EXERCISE: Pick every line with "description" from the material below.

DATA ROWS:
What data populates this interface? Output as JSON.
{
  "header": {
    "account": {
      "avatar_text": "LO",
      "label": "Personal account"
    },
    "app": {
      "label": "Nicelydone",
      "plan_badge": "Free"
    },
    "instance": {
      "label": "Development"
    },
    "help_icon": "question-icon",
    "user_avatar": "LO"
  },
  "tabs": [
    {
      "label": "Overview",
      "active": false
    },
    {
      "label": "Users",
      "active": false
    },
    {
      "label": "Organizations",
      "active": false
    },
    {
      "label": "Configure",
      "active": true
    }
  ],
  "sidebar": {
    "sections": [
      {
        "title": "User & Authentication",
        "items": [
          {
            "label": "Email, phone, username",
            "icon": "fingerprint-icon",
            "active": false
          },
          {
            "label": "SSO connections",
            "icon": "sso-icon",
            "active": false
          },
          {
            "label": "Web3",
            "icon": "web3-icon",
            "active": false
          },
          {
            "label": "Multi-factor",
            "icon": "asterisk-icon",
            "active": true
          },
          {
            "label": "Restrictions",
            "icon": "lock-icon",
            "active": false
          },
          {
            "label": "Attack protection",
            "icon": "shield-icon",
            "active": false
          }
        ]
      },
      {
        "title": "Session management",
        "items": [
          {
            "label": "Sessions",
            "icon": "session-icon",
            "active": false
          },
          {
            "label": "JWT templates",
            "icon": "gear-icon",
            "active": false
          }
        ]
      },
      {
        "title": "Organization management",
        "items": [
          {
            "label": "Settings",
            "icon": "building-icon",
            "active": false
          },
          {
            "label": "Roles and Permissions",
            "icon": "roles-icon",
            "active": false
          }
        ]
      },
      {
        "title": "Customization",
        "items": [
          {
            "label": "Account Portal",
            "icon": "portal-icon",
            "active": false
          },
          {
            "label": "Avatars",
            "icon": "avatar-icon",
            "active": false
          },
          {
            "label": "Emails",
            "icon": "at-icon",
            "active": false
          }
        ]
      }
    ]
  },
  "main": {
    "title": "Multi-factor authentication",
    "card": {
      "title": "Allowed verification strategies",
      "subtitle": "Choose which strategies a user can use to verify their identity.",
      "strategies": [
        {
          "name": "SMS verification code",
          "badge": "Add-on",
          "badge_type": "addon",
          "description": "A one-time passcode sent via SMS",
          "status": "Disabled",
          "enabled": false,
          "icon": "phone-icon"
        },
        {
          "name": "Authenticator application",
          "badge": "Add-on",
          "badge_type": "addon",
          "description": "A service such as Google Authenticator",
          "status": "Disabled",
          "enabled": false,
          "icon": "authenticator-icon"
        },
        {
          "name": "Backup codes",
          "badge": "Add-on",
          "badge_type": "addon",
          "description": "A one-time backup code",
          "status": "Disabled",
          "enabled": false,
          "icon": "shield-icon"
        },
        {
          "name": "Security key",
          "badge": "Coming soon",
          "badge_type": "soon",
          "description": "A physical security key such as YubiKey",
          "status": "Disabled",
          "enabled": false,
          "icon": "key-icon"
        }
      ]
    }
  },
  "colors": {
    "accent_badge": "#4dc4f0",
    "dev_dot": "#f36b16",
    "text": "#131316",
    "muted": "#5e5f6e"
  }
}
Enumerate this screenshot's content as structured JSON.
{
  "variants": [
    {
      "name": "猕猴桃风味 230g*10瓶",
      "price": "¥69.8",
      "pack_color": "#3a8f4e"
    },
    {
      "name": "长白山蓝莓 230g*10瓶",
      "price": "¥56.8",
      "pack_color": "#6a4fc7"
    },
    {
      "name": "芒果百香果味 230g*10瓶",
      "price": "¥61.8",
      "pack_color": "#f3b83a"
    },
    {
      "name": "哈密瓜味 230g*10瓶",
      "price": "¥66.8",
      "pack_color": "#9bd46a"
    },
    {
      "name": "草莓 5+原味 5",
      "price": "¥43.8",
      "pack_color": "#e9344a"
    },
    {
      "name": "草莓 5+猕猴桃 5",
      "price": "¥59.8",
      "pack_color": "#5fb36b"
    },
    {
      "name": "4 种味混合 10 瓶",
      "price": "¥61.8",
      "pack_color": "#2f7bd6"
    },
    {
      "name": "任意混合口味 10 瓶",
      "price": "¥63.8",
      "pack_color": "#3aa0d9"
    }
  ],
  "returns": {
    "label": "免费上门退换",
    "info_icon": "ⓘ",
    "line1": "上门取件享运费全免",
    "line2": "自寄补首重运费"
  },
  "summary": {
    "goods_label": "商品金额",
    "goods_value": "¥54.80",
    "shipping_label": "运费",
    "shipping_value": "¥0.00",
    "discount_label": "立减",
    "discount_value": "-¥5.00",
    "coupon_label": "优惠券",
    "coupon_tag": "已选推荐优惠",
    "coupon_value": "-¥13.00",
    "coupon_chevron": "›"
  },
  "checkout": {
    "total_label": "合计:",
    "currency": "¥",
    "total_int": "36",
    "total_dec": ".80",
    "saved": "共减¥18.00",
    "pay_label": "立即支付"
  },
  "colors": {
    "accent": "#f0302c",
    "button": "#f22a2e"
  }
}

THE REPLY:
          "description": "A one-time passcode sent via SMS",
          "description": "A service such as Google Authenticator",
          "description": "A one-time backup code",
          "description": "A physical security key such as YubiKey",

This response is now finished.